→ GIVEN TASK
Please reproduce every record, keeping each one exactly as written.

■ ■ ■ ■

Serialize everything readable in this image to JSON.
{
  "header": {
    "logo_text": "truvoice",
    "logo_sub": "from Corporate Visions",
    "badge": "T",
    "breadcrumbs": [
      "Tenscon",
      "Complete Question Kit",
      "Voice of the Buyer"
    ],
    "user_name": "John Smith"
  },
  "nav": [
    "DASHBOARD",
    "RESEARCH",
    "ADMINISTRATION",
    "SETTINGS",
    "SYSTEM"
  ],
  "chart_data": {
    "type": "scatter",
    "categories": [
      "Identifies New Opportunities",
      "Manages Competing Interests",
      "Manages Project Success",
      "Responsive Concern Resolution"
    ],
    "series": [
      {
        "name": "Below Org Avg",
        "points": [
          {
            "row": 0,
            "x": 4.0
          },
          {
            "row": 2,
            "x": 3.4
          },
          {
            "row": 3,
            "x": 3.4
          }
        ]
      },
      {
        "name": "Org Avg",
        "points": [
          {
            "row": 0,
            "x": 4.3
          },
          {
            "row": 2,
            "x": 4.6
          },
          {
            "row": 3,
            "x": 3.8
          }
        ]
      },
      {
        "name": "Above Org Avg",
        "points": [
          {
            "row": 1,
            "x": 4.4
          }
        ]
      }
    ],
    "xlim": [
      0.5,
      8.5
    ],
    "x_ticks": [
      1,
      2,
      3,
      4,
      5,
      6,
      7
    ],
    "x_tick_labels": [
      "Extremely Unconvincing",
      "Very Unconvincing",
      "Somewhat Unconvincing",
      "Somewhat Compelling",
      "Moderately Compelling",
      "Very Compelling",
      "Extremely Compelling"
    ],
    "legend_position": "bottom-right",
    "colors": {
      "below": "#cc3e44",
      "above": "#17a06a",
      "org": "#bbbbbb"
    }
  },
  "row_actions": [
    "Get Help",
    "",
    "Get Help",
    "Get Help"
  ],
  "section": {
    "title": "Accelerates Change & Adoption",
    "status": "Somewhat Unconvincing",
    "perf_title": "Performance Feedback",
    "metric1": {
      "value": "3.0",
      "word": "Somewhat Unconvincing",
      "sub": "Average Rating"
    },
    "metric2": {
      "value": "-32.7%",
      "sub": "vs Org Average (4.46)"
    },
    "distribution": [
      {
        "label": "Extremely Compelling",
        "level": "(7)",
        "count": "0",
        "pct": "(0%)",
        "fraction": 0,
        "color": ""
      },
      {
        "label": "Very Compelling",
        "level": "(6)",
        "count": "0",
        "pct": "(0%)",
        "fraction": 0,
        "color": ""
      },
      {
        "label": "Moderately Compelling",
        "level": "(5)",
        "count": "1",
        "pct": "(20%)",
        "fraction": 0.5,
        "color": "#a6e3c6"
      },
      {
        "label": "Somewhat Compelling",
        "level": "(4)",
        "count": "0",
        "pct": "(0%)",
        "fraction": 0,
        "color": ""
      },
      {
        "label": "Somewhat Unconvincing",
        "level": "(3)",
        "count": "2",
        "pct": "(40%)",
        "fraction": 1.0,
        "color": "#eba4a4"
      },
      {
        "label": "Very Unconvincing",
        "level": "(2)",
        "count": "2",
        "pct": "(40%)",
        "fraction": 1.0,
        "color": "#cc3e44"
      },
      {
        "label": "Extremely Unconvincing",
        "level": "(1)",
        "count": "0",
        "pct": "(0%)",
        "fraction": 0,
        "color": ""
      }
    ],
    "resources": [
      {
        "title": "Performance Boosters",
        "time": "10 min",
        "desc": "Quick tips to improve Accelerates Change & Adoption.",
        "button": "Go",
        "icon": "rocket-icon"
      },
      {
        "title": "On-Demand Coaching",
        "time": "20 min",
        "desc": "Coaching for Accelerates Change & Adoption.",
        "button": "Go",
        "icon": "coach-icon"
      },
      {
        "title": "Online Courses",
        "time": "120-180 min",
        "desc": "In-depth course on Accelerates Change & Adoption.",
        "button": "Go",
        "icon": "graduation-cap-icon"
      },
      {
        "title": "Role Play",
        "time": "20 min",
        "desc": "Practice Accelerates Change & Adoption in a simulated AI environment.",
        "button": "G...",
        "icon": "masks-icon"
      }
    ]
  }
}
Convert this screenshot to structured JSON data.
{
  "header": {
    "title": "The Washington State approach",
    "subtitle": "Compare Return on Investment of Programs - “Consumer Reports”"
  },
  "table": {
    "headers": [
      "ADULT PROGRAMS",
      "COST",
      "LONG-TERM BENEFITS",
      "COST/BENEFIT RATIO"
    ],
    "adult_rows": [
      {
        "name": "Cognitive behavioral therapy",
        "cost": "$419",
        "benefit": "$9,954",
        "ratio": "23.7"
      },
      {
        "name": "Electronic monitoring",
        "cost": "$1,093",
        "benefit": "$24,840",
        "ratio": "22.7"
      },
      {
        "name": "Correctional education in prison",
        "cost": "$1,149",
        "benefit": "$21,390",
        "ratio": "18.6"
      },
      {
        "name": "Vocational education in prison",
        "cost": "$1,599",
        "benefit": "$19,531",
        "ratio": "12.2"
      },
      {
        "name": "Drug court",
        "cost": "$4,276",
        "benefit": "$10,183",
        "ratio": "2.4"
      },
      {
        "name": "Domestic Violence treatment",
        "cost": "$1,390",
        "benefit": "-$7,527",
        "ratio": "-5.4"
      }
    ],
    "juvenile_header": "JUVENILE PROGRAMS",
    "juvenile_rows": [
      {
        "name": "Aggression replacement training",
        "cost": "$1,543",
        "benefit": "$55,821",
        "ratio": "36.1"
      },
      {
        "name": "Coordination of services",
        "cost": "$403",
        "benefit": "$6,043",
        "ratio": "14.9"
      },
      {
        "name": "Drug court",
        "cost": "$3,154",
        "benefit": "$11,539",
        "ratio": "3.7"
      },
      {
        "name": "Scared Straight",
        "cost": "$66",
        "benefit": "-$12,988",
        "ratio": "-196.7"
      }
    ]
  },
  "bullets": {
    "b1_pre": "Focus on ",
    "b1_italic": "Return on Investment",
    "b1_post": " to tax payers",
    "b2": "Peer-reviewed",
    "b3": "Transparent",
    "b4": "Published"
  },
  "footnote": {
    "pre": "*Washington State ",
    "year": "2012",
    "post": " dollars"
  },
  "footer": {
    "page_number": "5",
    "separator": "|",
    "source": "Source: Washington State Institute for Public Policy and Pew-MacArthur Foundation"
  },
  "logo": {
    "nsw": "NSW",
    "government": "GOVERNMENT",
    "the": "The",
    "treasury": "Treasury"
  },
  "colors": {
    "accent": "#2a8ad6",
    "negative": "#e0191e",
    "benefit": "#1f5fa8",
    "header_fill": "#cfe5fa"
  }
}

■ ■ ■ ■

→ SOLUTION
Serialize everything readable in this image to JSON.
{
  "header": {
    "logo_text": "truvoice",
    "logo_sub": "from Corporate Visions",
    "badge": "T",
    "breadcrumbs": [
      "Tenscon",
      "Complete Question Kit",
      "Voice of the Buyer"
    ],
    "user_name": "John Smith"
  },
  "nav": [
    "DASHBOARD",
    "RESEARCH",
    "ADMINISTRATION",
    "SETTINGS",
    "SYSTEM"
  ],
  "chart_data": {
    "type": "scatter",
    "categories": [
      "Identifies New Opportunities",
      "Manages Competing Interests",
      "Manages Project Success",
      "Responsive Concern Resolution"
    ],
    "series": [
      {
        "name": "Below Org Avg",
        "points": [
          {
            "row": 0,
            "x": 4.0
          },
          {
            "row": 2,
            "x": 3.4
          },
          {
            "row": 3,
            "x": 3.4
          }
        ]
      },
      {
        "name": "Org Avg",
        "points": [
          {
            "row": 0,
            "x": 4.3
          },
          {
            "row": 2,
            "x": 4.6
          },
          {
            "row": 3,
            "x": 3.8
          }
        ]
      },
      {
        "name": "Above Org Avg",
        "points": [
          {
            "row": 1,
            "x": 4.4
          }
        ]
      }
    ],
    "xlim": [
      0.5,
      8.5
    ],
    "x_ticks": [
      1,
      2,
      3,
      4,
      5,
      6,
      7
    ],
    "x_tick_labels": [
      "Extremely Unconvincing",
      "Very Unconvincing",
      "Somewhat Unconvincing",
      "Somewhat Compelling",
      "Moderately Compelling",
      "Very Compelling",
      "Extremely Compelling"
    ],
    "legend_position": "bottom-right",
    "colors": {
      "below": "#cc3e44",
      "above": "#17a06a",
      "org": "#bbbbbb"
    }
  },
  "row_actions": [
    "Get Help",
    "",
    "Get Help",
    "Get Help"
  ],
  "section": {
    "title": "Accelerates Change & Adoption",
    "status": "Somewhat Unconvincing",
    "perf_title": "Performance Feedback",
    "metric1": {
      "value": "3.0",
      "word": "Somewhat Unconvincing",
      "sub": "Average Rating"
    },
    "metric2": {
      "value": "-32.7%",
      "sub": "vs Org Average (4.46)"
    },
    "distribution": [
      {
        "label": "Extremely Compelling",
        "level": "(7)",
        "count": "0",
        "pct": "(0%)",
        "fraction": 0,
        "color": ""
      },
      {
        "label": "Very Compelling",
        "level": "(6)",
        "count": "0",
        "pct": "(0%)",
        "fraction": 0,
        "color": ""
      },
      {
        "label": "Moderately Compelling",
        "level": "(5)",
        "count": "1",
        "pct": "(20%)",
        "fraction": 0.5,
        "color": "#a6e3c6"
      },
      {
        "label": "Somewhat Compelling",
        "level": "(4)",
        "count": "0",
        "pct": "(0%)",
        "fraction": 0,
        "color": ""
      },
      {
        "label": "Somewhat Unconvincing",
        "level": "(3)",
        "count": "2",
        "pct": "(40%)",
        "fraction": 1.0,
        "color": "#eba4a4"
      },
      {
        "label": "Very Unconvincing",
        "level": "(2)",
        "count": "2",
        "pct": "(40%)",
        "fraction": 1.0,
        "color": "#cc3e44"
      },
      {
        "label": "Extremely Unconvincing",
        "level": "(1)",
        "count": "0",
        "pct": "(0%)",
        "fraction": 0,
        "color": ""
      }
    ],
    "resources": [
      {
        "title": "Performance Boosters",
        "time": "10 min",
        "desc": "Quick tips to improve Accelerates Change & Adoption.",
        "button": "Go",
        "icon": "rocket-icon"
      },
      {
        "title": "On-Demand Coaching",
        "time": "20 min",
        "desc": "Coaching for Accelerates Change & Adoption.",
        "button": "Go",
        "icon": "coach-icon"
      },
      {
        "title": "Online Courses",
        "time": "120-180 min",
        "desc": "In-depth course on Accelerates Change & Adoption.",
        "button": "Go",
        "icon": "graduation-cap-icon"
      },
      {
        "title": "Role Play",
        "time": "20 min",
        "desc": "Practice Accelerates Change & Adoption in a simulated AI environment.",
        "button": "G...",
        "icon": "masks-icon"
      }
    ]
  }
}
Convert this screenshot to structured JSON data.
{
  "header": {
    "title": "The Washington State approach",
    "subtitle": "Compare Return on Investment of Programs - “Consumer Reports”"
  },
  "table": {
    "headers": [
      "ADULT PROGRAMS",
      "COST",
      "LONG-TERM BENEFITS",
      "COST/BENEFIT RATIO"
    ],
    "adult_rows": [
      {
        "name": "Cognitive behavioral therapy",
        "cost": "$419",
        "benefit": "$9,954",
        "ratio": "23.7"
      },
      {
        "name": "Electronic monitoring",
        "cost": "$1,093",
        "benefit": "$24,840",
        "ratio": "22.7"
      },
      {
        "name": "Correctional education in prison",
        "cost": "$1,149",
        "benefit": "$21,390",
        "ratio": "18.6"
      },
      {
        "name": "Vocational education in prison",
        "cost": "$1,599",
        "benefit": "$19,531",
        "ratio": "12.2"
      },
      {
        "name": "Drug court",
        "cost": "$4,276",
        "benefit": "$10,183",
        "ratio": "2.4"
      },
      {
        "name": "Domestic Violence treatment",
        "cost": "$1,390",
        "benefit": "-$7,527",
        "ratio": "-5.4"
      }
    ],
    "juvenile_header": "JUVENILE PROGRAMS",
    "juvenile_rows": [
      {
        "name": "Aggression replacement training",
        "cost": "$1,543",
        "benefit": "$55,821",
        "ratio": "36.1"
      },
      {
        "name": "Coordination of services",
        "cost": "$403",
        "benefit": "$6,043",
        "ratio": "14.9"
      },
      {
        "name": "Drug court",
        "cost": "$3,154",
        "benefit": "$11,539",
        "ratio": "3.7"
      },
      {
        "name": "Scared Straight",
        "cost": "$66",
        "benefit": "-$12,988",
        "ratio": "-196.7"
      }
    ]
  },
  "bullets": {
    "b1_pre": "Focus on ",
    "b1_italic": "Return on Investment",
    "b1_post": " to tax payers",
    "b2": "Peer-reviewed",
    "b3": "Transparent",
    "b4": "Published"
  },
  "footnote": {
    "pre": "*Washington State ",
    "year": "2012",
    "post": " dollars"
  },
  "footer": {
    "page_number": "5",
    "separator": "|",
    "source": "Source: Washington State Institute for Public Policy and Pew-MacArthur Foundation"
  },
  "logo": {
    "nsw": "NSW",
    "government": "GOVERNMENT",
    "the": "The",
    "treasury": "Treasury"
  },
  "colors": {
    "accent": "#2a8ad6",
    "negative": "#e0191e",
    "benefit": "#1f5fa8",
    "header_fill": "#cfe5fa"
  }
}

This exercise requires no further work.